EXERCISE DETAILS:
Extract all records. Keep each one exact.

Data records:

# # #

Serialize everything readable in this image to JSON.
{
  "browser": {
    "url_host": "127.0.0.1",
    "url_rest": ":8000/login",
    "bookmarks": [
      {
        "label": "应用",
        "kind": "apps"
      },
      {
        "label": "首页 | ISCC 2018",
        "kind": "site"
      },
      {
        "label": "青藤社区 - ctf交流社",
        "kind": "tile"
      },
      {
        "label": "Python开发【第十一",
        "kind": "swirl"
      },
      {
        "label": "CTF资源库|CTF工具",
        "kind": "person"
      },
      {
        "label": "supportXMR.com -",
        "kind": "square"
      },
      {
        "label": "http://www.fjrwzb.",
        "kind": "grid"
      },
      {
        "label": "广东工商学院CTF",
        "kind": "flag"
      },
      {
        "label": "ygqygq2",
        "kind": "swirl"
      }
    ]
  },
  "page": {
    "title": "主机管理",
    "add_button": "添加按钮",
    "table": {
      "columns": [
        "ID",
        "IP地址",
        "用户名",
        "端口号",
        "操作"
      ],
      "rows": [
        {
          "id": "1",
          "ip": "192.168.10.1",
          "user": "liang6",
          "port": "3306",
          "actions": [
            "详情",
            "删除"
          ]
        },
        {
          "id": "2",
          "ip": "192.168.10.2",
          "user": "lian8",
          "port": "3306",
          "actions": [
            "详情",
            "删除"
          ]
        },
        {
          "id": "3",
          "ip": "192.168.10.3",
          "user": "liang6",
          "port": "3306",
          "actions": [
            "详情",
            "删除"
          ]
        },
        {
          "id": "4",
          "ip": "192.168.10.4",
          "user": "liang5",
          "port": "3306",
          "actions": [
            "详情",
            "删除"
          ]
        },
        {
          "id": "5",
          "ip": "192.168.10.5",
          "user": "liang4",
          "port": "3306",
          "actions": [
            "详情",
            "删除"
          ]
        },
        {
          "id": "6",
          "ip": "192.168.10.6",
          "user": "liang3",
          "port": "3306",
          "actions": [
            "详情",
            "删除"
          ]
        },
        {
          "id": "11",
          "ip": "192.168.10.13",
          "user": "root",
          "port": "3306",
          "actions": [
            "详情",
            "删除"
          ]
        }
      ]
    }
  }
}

# # #

WRITTEN SOLUTION:
Serialize everything readable in this image to JSON.
{
  "browser": {
    "url_host": "127.0.0.1",
    "url_rest": ":8000/login",
    "bookmarks": [
      {
        "label": "应用",
        "kind": "apps"
      },
      {
        "label": "首页 | ISCC 2018",
        "kind": "site"
      },
      {
        "label": "青藤社区 - ctf交流社",
        "kind": "tile"
      },
      {
        "label": "Python开发【第十一",
        "kind": "swirl"
      },
      {
        "label": "CTF资源库|CTF工具",
        "kind": "person"
      },
      {
        "label": "supportXMR.com -",
        "kind": "square"
      },
      {
        "label": "http://www.fjrwzb.",
        "kind": "grid"
      },
      {
        "label": "广东工商学院CTF",
        "kind": "flag"
      },
      {
        "label": "ygqygq2",
        "kind": "swirl"
      }
    ]
  },
  "page": {
    "title": "主机管理",
    "add_button": "添加按钮",
    "table": {
      "columns": [
        "ID",
        "IP地址",
        "用户名",
        "端口号",
        "操作"
      ],
      "rows": [
        {
          "id": "1",
          "ip": "192.168.10.1",
          "user": "liang6",
          "port": "3306",
          "actions": [
            "详情",
            "删除"
          ]
        },
        {
          "id": "2",
          "ip": "192.168.10.2",
          "user": "lian8",
          "port": "3306",
          "actions": [
            "详情",
            "删除"
          ]
        },
        {
          "id": "3",
          "ip": "192.168.10.3",
          "user": "liang6",
          "port": "3306",
          "actions": [
            "详情",
            "删除"
          ]
        },
        {
          "id": "4",
          "ip": "192.168.10.4",
          "user": "liang5",
          "port": "3306",
          "actions": [
            "详情",
            "删除"
          ]
        },
        {
          "id": "5",
          "ip": "192.168.10.5",
          "user": "liang4",
          "port": "3306",
          "actions": [
            "详情",
            "删除"
          ]
        },
        {
          "id": "6",
          "ip": "192.168.10.6",
          "user": "liang3",
          "port": "3306",
          "actions": [
            "详情",
            "删除"
          ]
        },
        {
          "id": "11",
          "ip": "192.168.10.13",
          "user": "root",
          "port": "3306",
          "actions": [
            "详情",
            "删除"
          ]
        }
      ]
    }
  }
}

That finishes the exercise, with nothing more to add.